▸ Task description
Tally the lines containing the word "JSON" and give the total alone.
------ Provided material
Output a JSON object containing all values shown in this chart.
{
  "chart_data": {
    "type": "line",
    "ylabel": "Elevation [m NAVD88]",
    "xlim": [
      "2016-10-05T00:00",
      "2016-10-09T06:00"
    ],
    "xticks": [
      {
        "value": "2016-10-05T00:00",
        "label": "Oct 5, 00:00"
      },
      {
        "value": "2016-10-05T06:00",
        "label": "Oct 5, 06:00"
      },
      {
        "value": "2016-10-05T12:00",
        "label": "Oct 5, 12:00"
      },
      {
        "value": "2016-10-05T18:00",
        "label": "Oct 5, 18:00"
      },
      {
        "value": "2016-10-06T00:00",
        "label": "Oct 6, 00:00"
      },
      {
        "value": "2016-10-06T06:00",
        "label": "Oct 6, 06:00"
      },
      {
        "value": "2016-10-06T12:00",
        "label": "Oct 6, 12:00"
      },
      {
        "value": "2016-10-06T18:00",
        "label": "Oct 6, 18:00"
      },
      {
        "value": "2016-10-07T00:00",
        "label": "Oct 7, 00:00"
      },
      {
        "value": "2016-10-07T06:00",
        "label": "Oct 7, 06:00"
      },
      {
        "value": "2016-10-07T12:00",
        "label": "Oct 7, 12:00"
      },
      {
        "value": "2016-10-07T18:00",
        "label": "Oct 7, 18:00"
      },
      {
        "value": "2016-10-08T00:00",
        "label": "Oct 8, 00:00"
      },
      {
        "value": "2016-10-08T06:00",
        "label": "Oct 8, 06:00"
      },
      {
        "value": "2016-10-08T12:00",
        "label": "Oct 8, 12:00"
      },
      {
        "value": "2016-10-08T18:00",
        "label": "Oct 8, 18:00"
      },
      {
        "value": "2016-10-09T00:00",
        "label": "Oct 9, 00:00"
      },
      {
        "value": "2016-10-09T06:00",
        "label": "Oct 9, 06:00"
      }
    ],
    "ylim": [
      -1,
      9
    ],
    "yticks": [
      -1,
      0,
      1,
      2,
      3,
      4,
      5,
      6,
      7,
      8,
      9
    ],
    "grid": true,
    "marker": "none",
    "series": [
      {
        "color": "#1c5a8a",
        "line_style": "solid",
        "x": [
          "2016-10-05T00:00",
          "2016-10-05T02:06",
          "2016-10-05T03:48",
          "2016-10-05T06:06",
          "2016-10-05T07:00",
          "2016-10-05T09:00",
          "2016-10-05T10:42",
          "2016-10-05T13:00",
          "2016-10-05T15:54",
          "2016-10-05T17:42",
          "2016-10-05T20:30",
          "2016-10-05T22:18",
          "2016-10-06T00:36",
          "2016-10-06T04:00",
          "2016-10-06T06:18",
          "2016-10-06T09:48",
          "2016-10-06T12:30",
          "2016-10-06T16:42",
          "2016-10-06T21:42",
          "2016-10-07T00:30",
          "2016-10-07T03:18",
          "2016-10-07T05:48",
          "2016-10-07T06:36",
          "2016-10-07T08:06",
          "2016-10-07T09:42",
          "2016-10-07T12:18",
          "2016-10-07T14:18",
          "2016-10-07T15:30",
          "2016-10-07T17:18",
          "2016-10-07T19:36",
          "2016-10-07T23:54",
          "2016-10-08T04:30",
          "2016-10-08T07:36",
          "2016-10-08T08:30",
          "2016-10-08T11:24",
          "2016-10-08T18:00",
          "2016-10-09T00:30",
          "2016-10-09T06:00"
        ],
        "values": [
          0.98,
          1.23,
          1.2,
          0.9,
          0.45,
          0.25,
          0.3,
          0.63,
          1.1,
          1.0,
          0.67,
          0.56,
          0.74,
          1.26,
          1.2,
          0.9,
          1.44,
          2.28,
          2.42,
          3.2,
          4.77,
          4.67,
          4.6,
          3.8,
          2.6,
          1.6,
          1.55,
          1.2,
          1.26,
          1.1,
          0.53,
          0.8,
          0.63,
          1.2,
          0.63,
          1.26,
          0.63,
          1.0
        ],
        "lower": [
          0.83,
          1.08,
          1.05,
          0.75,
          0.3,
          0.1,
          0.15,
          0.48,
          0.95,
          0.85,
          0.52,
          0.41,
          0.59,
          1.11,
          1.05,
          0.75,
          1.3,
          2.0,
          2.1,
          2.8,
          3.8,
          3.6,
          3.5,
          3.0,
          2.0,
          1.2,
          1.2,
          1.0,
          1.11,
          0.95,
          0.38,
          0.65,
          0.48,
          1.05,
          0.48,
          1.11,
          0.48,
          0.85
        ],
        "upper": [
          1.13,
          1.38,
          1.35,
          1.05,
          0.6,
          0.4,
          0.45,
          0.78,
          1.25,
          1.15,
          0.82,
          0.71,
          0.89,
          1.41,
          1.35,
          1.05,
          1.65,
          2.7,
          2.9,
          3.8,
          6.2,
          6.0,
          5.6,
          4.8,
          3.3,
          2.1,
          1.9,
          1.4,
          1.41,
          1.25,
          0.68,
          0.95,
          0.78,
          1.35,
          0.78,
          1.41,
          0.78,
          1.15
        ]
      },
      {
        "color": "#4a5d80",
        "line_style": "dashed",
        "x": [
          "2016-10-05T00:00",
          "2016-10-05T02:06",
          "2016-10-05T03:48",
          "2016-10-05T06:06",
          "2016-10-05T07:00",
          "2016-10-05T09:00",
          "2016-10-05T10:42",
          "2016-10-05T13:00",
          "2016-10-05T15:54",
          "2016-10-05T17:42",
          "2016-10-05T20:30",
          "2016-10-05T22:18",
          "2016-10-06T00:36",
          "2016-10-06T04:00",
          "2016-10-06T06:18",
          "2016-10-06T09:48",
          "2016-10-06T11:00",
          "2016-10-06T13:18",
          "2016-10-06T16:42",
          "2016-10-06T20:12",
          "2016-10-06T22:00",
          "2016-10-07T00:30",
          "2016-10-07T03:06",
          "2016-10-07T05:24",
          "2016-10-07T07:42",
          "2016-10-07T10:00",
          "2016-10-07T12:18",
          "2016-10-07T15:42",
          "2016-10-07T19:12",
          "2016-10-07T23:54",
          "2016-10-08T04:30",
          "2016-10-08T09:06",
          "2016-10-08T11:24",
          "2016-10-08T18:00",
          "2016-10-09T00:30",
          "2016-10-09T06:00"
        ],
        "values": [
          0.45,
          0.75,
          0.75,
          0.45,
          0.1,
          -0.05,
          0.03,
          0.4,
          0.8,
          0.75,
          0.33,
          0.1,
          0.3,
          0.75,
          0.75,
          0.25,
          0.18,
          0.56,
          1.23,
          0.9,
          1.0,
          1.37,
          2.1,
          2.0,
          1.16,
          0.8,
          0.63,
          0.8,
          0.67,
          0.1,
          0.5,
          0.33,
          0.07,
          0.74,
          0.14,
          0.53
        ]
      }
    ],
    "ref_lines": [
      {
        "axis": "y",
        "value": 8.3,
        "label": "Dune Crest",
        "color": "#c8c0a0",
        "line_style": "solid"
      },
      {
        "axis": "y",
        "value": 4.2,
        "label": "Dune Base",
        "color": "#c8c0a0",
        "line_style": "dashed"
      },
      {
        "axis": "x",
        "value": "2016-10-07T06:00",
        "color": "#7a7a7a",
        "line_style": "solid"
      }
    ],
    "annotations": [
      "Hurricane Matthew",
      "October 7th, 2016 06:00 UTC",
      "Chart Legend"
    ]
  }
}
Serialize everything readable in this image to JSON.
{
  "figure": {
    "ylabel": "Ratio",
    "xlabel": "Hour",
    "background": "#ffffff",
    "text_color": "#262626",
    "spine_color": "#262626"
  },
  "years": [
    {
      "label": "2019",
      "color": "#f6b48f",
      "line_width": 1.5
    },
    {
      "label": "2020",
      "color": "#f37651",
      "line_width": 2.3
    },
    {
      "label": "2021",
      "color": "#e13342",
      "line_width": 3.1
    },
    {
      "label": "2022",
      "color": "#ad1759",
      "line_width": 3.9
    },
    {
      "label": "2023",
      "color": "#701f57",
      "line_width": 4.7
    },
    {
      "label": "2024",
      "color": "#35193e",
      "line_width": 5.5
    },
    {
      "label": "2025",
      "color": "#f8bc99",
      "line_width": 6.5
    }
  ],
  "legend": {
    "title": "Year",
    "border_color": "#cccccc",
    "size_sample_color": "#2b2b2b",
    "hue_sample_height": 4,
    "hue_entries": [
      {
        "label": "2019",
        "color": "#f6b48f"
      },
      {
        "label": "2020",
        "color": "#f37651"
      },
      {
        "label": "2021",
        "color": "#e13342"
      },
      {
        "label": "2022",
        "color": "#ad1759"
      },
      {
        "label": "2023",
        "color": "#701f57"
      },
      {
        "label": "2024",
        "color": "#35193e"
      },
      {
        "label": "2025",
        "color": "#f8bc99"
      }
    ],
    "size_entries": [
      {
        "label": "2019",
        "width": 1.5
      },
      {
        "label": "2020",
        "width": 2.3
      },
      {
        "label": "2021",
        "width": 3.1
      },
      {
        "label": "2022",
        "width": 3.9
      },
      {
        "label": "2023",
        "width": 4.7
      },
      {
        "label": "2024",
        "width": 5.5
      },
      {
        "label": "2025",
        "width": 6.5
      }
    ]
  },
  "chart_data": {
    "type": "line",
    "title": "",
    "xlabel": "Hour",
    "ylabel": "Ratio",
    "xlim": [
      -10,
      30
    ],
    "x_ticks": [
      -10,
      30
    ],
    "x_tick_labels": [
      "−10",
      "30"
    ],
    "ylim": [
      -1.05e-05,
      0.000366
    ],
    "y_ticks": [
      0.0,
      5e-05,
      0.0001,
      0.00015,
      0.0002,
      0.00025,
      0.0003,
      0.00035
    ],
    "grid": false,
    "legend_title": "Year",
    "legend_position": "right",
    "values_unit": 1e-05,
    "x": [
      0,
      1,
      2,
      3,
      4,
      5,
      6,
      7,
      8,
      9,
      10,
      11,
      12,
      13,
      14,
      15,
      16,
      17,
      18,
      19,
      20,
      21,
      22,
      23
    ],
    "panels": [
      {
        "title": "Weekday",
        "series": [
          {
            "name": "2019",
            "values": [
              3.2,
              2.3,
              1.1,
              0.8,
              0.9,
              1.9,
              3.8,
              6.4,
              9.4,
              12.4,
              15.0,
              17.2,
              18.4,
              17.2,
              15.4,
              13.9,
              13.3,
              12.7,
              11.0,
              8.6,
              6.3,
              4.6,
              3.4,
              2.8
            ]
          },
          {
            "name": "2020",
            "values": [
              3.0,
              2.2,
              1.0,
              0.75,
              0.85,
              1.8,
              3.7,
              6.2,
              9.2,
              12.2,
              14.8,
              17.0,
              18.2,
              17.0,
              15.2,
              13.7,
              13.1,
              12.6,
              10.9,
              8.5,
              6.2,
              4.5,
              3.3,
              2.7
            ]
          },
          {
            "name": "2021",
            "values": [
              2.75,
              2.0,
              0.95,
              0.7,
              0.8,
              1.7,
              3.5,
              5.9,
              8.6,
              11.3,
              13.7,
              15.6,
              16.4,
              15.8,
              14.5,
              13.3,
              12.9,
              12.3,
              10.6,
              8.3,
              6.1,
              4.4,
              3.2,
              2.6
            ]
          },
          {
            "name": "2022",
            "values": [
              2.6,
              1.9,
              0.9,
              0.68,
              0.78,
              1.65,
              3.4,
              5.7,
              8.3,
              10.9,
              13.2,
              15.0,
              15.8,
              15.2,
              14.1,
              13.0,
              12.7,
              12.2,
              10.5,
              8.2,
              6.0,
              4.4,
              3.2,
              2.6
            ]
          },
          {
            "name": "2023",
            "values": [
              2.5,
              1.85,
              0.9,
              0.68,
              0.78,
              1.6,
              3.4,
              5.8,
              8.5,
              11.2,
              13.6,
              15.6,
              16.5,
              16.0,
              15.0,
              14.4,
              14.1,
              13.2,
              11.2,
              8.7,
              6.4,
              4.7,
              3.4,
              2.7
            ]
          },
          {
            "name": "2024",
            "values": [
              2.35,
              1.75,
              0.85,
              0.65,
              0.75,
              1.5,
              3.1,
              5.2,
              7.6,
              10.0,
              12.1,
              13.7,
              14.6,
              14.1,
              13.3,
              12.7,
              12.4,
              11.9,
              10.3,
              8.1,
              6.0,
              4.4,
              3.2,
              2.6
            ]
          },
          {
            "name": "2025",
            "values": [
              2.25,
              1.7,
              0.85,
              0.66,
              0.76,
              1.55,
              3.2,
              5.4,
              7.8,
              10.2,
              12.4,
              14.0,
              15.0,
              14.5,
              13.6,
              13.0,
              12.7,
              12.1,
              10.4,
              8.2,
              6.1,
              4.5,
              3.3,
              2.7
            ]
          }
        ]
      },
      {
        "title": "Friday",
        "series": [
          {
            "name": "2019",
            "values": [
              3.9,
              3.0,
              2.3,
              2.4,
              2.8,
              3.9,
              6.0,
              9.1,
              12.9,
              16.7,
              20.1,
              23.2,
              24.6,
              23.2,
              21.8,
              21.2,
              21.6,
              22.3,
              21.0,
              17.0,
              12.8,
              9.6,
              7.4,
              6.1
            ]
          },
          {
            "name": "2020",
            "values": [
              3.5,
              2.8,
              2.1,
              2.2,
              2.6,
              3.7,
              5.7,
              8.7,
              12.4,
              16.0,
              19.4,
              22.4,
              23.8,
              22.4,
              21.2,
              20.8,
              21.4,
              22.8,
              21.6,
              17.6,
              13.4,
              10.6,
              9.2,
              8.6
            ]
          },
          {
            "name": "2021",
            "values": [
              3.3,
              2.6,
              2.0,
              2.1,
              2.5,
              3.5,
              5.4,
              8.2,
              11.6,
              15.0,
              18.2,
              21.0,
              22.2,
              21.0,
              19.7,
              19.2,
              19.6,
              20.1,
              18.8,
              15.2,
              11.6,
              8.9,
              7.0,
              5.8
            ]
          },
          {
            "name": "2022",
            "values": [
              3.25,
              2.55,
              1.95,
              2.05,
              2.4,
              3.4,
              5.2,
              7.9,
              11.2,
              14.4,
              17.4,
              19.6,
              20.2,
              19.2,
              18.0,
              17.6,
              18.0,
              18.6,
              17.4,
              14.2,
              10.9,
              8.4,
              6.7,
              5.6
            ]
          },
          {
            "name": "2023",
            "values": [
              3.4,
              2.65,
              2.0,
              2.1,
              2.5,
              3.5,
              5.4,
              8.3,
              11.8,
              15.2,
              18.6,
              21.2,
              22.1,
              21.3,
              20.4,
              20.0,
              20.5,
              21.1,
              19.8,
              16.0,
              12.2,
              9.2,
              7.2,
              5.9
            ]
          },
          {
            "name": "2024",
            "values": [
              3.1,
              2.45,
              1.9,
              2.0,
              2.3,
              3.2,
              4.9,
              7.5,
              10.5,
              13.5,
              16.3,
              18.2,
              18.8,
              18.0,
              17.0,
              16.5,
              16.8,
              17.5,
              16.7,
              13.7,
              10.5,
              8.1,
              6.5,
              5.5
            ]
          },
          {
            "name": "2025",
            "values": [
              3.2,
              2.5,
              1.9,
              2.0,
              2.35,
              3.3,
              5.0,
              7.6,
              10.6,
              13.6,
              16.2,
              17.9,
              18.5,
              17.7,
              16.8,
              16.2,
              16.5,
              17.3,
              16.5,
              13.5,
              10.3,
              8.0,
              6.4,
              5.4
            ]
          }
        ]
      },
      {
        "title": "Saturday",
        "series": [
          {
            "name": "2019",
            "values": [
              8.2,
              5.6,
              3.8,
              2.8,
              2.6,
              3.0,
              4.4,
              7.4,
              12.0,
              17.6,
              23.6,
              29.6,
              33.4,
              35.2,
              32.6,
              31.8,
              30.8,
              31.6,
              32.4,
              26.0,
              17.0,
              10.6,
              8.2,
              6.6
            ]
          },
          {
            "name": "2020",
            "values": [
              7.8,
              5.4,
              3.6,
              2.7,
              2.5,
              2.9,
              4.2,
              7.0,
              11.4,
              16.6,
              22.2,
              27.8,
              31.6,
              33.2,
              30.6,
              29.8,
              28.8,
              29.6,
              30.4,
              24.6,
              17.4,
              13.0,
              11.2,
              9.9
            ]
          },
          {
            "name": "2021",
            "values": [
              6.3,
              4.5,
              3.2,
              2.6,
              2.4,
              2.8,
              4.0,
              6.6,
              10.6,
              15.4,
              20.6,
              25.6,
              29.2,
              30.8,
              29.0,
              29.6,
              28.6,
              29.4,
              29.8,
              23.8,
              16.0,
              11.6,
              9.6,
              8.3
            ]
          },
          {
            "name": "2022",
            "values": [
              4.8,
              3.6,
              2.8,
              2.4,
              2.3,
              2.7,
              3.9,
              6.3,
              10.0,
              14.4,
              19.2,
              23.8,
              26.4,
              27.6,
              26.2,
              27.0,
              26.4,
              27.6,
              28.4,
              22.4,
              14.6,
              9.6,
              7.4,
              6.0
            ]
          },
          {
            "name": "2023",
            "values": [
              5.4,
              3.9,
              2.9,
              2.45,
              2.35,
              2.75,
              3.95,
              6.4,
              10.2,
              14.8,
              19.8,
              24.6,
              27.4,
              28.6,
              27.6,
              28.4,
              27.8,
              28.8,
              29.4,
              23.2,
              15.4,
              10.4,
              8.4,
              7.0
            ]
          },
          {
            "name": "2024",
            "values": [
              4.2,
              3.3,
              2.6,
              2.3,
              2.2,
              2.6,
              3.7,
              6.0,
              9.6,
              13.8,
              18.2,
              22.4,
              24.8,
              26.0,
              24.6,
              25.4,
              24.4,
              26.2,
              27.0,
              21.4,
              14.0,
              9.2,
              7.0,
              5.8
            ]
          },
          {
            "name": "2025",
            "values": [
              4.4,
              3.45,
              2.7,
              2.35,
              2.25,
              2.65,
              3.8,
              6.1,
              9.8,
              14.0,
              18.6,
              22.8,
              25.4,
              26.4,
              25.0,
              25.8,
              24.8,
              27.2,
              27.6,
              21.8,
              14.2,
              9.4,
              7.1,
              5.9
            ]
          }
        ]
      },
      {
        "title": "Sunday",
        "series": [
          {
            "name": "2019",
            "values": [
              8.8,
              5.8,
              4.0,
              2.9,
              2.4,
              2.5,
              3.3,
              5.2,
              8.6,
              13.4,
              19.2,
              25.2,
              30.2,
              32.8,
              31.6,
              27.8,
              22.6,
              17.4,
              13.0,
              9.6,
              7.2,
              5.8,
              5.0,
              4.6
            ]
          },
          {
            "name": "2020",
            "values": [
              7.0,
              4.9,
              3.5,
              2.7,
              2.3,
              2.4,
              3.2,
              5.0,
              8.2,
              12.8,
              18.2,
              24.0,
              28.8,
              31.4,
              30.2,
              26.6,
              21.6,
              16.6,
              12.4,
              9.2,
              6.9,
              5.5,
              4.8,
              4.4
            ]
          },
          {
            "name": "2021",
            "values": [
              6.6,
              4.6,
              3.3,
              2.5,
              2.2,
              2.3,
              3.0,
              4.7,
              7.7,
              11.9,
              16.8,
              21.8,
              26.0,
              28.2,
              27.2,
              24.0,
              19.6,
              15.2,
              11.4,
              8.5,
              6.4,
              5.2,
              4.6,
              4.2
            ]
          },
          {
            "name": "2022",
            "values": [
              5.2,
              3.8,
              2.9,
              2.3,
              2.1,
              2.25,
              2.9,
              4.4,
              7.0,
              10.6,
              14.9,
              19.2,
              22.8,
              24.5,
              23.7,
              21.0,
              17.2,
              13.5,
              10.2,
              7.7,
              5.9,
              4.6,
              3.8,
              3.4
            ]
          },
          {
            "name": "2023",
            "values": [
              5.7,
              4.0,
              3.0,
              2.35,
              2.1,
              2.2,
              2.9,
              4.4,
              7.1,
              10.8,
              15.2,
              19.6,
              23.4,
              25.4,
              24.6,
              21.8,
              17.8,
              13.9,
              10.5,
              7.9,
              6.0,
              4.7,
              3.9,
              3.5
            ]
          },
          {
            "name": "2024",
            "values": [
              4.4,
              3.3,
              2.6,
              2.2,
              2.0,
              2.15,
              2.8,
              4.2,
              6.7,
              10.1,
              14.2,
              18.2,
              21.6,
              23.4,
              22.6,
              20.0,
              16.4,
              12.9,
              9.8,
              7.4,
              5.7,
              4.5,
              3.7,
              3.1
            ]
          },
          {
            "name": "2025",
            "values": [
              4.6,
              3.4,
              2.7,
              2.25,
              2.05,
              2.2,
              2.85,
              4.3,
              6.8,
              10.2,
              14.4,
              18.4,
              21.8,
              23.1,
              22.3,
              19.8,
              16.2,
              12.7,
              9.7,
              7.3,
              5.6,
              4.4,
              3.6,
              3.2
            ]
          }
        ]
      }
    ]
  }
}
------------
▸ Written solution
2